YOUR INSTRUCTIONS:
Omit all images. Write out the rest of the material exactly.

DATASET RECORDS:
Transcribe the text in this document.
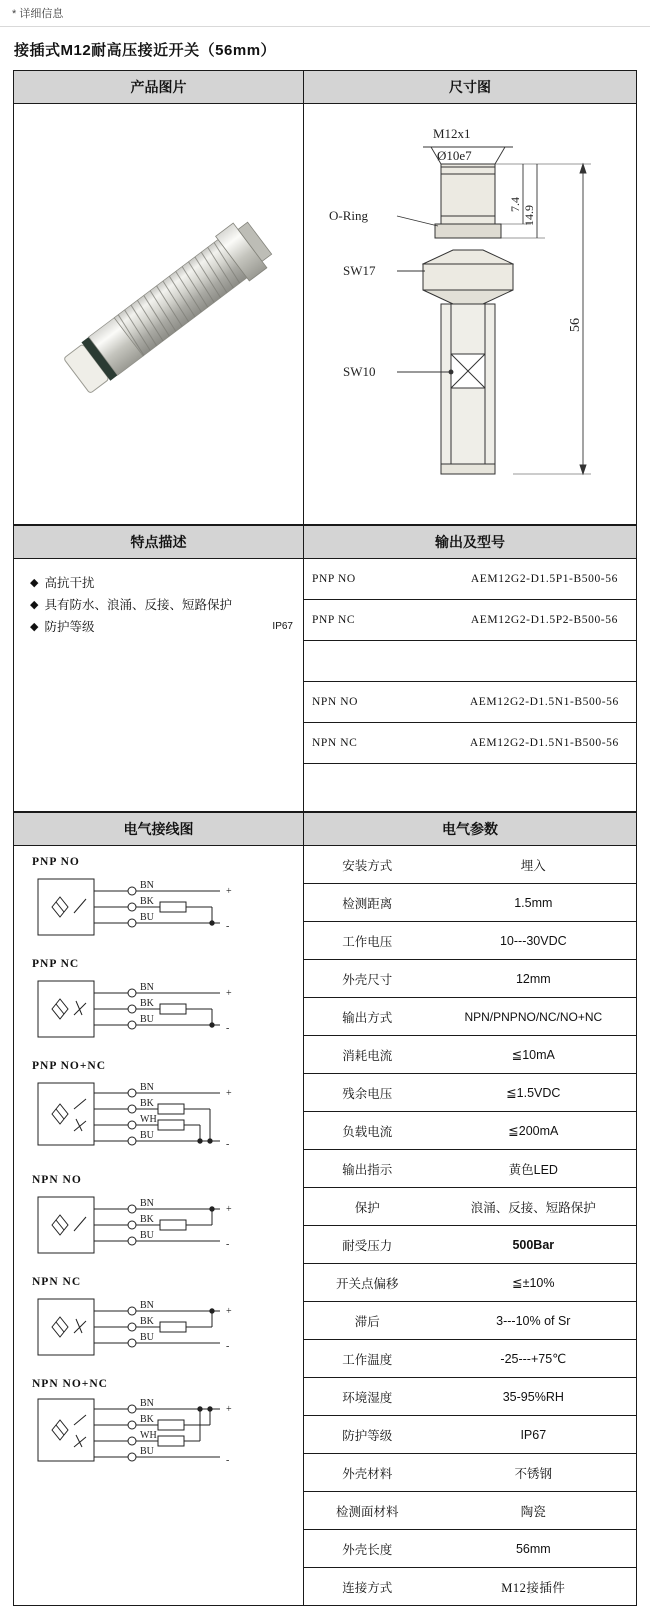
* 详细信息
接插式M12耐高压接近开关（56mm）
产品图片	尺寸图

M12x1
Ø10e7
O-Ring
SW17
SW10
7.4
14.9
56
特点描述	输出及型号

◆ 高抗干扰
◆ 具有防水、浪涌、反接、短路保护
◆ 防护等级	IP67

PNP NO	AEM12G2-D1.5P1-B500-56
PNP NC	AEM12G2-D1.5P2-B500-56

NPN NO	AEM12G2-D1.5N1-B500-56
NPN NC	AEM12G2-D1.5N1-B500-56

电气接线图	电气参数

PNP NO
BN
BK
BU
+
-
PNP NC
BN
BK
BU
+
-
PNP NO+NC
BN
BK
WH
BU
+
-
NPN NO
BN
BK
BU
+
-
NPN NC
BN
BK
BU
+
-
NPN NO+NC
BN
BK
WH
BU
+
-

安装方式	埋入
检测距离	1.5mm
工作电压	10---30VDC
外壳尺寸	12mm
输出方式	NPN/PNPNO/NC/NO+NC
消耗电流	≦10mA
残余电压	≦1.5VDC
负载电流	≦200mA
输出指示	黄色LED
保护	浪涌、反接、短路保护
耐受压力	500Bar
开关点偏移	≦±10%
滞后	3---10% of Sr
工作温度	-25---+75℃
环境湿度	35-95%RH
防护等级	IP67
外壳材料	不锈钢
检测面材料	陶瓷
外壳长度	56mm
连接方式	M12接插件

EXPECTED ANSWER:
Transcribe the text in this document.
* 详细信息
接插式M12耐高压接近开关（56mm）
产品图片	尺寸图

M12x1
Ø10e7
O-Ring
SW17
SW10
7.4
14.9
56
特点描述	输出及型号

◆ 高抗干扰
◆ 具有防水、浪涌、反接、短路保护
◆ 防护等级	IP67

PNP NO	AEM12G2-D1.5P1-B500-56
PNP NC	AEM12G2-D1.5P2-B500-56

NPN NO	AEM12G2-D1.5N1-B500-56
NPN NC	AEM12G2-D1.5N1-B500-56

电气接线图	电气参数

PNP NO
BN
BK
BU
+
-
PNP NC
BN
BK
BU
+
-
PNP NO+NC
BN
BK
WH
BU
+
-
NPN NO
BN
BK
BU
+
-
NPN NC
BN
BK
BU
+
-
NPN NO+NC
BN
BK
WH
BU
+
-

安装方式	埋入
检测距离	1.5mm
工作电压	10---30VDC
外壳尺寸	12mm
输出方式	NPN/PNPNO/NC/NO+NC
消耗电流	≦10mA
残余电压	≦1.5VDC
负载电流	≦200mA
输出指示	黄色LED
保护	浪涌、反接、短路保护
耐受压力	500Bar
开关点偏移	≦±10%
滞后	3---10% of Sr
工作温度	-25---+75℃
环境湿度	35-95%RH
防护等级	IP67
外壳材料	不锈钢
检测面材料	陶瓷
外壳长度	56mm
连接方式	M12接插件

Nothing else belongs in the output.